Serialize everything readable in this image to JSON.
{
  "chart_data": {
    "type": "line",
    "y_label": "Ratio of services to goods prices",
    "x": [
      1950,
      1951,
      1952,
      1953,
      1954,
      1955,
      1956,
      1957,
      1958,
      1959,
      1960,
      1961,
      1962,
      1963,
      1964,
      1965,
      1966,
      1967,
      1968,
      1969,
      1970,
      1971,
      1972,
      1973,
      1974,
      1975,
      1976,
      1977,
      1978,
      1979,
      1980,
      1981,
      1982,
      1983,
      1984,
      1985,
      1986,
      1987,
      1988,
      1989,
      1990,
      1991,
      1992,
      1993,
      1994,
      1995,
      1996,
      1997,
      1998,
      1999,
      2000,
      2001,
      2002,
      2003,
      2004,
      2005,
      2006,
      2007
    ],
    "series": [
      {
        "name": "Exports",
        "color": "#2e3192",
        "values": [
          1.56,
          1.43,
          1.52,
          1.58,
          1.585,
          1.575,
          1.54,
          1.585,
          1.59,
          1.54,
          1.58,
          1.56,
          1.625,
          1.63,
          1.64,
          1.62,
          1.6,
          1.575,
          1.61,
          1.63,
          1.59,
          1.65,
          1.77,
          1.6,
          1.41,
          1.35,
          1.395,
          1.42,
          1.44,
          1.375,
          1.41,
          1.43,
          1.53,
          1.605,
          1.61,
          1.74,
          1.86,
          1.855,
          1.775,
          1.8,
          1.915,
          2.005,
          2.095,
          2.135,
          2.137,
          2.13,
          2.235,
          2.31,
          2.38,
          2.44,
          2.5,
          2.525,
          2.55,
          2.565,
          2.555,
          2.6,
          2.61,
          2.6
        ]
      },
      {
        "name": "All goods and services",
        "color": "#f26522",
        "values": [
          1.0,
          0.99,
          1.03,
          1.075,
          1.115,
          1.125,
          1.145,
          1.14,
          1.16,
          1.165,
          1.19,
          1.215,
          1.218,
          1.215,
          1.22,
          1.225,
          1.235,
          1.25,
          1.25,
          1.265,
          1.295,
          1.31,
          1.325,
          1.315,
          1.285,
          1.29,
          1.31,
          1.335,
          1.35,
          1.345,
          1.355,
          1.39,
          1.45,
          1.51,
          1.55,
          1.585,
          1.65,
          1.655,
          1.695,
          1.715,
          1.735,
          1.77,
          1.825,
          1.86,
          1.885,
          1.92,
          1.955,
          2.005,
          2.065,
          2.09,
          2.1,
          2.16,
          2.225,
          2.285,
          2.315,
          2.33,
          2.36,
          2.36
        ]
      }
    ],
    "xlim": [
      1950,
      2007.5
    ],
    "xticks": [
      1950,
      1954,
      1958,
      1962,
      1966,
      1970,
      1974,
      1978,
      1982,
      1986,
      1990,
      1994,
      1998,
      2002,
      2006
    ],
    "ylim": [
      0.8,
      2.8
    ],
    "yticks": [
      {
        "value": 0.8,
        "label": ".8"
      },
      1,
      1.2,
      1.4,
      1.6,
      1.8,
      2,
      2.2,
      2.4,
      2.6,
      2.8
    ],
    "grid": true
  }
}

Stated task:
Tally the lines of the data that contain the string "services" and report the total alone.

Exercise result:
2